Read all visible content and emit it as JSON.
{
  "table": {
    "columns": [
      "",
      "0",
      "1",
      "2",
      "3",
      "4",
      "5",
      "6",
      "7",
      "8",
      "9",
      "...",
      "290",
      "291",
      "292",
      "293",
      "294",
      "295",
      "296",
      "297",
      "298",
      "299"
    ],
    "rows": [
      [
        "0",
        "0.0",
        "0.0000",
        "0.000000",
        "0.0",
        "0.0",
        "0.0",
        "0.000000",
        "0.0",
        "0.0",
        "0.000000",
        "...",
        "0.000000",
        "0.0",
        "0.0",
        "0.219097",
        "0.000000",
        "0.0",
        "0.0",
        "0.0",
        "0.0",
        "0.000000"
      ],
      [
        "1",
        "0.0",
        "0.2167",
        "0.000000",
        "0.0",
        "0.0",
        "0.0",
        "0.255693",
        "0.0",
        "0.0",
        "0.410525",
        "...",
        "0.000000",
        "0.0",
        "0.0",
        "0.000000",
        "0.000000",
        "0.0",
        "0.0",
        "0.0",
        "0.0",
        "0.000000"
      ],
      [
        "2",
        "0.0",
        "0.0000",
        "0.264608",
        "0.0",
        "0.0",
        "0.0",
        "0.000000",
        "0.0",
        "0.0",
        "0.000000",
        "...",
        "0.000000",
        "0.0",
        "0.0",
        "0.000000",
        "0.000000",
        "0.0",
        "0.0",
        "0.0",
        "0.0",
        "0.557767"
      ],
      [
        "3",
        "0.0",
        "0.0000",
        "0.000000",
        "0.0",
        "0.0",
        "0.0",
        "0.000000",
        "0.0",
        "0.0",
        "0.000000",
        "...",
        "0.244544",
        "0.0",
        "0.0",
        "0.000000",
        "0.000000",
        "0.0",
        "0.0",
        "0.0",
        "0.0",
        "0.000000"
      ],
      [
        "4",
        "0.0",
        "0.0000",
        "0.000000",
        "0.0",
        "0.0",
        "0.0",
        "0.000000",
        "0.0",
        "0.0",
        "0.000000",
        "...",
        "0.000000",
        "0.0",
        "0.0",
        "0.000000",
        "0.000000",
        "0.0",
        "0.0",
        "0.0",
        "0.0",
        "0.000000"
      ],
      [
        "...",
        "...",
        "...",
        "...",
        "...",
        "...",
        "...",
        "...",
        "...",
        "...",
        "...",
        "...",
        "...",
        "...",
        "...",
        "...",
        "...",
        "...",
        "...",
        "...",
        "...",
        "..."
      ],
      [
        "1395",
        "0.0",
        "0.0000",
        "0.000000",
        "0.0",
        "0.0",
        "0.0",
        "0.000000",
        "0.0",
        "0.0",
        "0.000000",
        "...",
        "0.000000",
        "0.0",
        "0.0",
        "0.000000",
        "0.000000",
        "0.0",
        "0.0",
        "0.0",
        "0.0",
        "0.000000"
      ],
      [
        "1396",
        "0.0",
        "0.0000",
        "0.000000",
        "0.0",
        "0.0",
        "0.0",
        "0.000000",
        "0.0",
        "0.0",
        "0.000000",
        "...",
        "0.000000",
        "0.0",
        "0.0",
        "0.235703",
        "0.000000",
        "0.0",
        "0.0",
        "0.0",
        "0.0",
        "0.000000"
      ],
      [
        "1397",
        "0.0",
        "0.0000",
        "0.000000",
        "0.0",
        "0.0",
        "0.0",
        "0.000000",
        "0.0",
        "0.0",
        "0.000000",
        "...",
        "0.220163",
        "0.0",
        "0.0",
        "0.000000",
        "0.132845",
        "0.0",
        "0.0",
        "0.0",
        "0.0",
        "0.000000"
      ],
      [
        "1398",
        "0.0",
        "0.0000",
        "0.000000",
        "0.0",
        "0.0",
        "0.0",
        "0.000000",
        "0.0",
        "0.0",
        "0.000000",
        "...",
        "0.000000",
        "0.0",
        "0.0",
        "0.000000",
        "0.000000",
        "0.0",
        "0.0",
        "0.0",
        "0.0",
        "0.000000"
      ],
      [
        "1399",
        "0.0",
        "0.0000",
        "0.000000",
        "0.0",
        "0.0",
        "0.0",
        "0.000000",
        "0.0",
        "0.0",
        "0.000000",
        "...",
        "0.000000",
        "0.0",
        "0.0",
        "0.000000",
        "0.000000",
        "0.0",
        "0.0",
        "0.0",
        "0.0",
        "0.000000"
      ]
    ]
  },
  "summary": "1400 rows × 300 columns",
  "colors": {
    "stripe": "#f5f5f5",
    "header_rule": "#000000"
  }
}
────
= Task to complete =
Please reproduce each line exactly as written.

= Problem solution =
Read all visible content and emit it as JSON.
{
  "table": {
    "columns": [
      "",
      "0",
      "1",
      "2",
      "3",
      "4",
      "5",
      "6",
      "7",
      "8",
      "9",
      "...",
      "290",
      "291",
      "292",
      "293",
      "294",
      "295",
      "296",
      "297",
      "298",
      "299"
    ],
    "rows": [
      [
        "0",
        "0.0",
        "0.0000",
        "0.000000",
        "0.0",
        "0.0",
        "0.0",
        "0.000000",
        "0.0",
        "0.0",
        "0.000000",
        "...",
        "0.000000",
        "0.0",
        "0.0",
        "0.219097",
        "0.000000",
        "0.0",
        "0.0",
        "0.0",
        "0.0",
        "0.000000"
      ],
      [
        "1",
        "0.0",
        "0.2167",
        "0.000000",
        "0.0",
        "0.0",
        "0.0",
        "0.255693",
        "0.0",
        "0.0",
        "0.410525",
        "...",
        "0.000000",
        "0.0",
        "0.0",
        "0.000000",
        "0.000000",
        "0.0",
        "0.0",
        "0.0",
        "0.0",
        "0.000000"
      ],
      [
        "2",
        "0.0",
        "0.0000",
        "0.264608",
        "0.0",
        "0.0",
        "0.0",
        "0.000000",
        "0.0",
        "0.0",
        "0.000000",
        "...",
        "0.000000",
        "0.0",
        "0.0",
        "0.000000",
        "0.000000",
        "0.0",
        "0.0",
        "0.0",
        "0.0",
        "0.557767"
      ],
      [
        "3",
        "0.0",
        "0.0000",
        "0.000000",
        "0.0",
        "0.0",
        "0.0",
        "0.000000",
        "0.0",
        "0.0",
        "0.000000",
        "...",
        "0.244544",
        "0.0",
        "0.0",
        "0.000000",
        "0.000000",
        "0.0",
        "0.0",
        "0.0",
        "0.0",
        "0.000000"
      ],
      [
        "4",
        "0.0",
        "0.0000",
        "0.000000",
        "0.0",
        "0.0",
        "0.0",
        "0.000000",
        "0.0",
        "0.0",
        "0.000000",
        "...",
        "0.000000",
        "0.0",
        "0.0",
        "0.000000",
        "0.000000",
        "0.0",
        "0.0",
        "0.0",
        "0.0",
        "0.000000"
      ],
      [
        "...",
        "...",
        "...",
        "...",
        "...",
        "...",
        "...",
        "...",
        "...",
        "...",
        "...",
        "...",
        "...",
        "...",
        "...",
        "...",
        "...",
        "...",
        "...",
        "...",
        "...",
        "..."
      ],
      [
        "1395",
        "0.0",
        "0.0000",
        "0.000000",
        "0.0",
        "0.0",
        "0.0",
        "0.000000",
        "0.0",
        "0.0",
        "0.000000",
        "...",
        "0.000000",
        "0.0",
        "0.0",
        "0.000000",
        "0.000000",
        "0.0",
        "0.0",
        "0.0",
        "0.0",
        "0.000000"
      ],
      [
        "1396",
        "0.0",
        "0.0000",
        "0.000000",
        "0.0",
        "0.0",
        "0.0",
        "0.000000",
        "0.0",
        "0.0",
        "0.000000",
        "...",
        "0.000000",
        "0.0",
        "0.0",
        "0.235703",
        "0.000000",
        "0.0",
        "0.0",
        "0.0",
        "0.0",
        "0.000000"
      ],
      [
        "1397",
        "0.0",
        "0.0000",
        "0.000000",
        "0.0",
        "0.0",
        "0.0",
        "0.000000",
        "0.0",
        "0.0",
        "0.000000",
        "...",
        "0.220163",
        "0.0",
        "0.0",
        "0.000000",
        "0.132845",
        "0.0",
        "0.0",
        "0.0",
        "0.0",
        "0.000000"
      ],
      [
        "1398",
        "0.0",
        "0.0000",
        "0.000000",
        "0.0",
        "0.0",
        "0.0",
        "0.000000",
        "0.0",
        "0.0",
        "0.000000",
        "...",
        "0.000000",
        "0.0",
        "0.0",
        "0.000000",
        "0.000000",
        "0.0",
        "0.0",
        "0.0",
        "0.0",
        "0.000000"
      ],
      [
        "1399",
        "0.0",
        "0.0000",
        "0.000000",
        "0.0",
        "0.0",
        "0.0",
        "0.000000",
        "0.0",
        "0.0",
        "0.000000",
        "...",
        "0.000000",
        "0.0",
        "0.0",
        "0.000000",
        "0.000000",
        "0.0",
        "0.0",
        "0.0",
        "0.0",
        "0.000000"
      ]
    ]
  },
  "summary": "1400 rows × 300 columns",
  "colors": {
    "stripe": "#f5f5f5",
    "header_rule": "#000000"
  }
}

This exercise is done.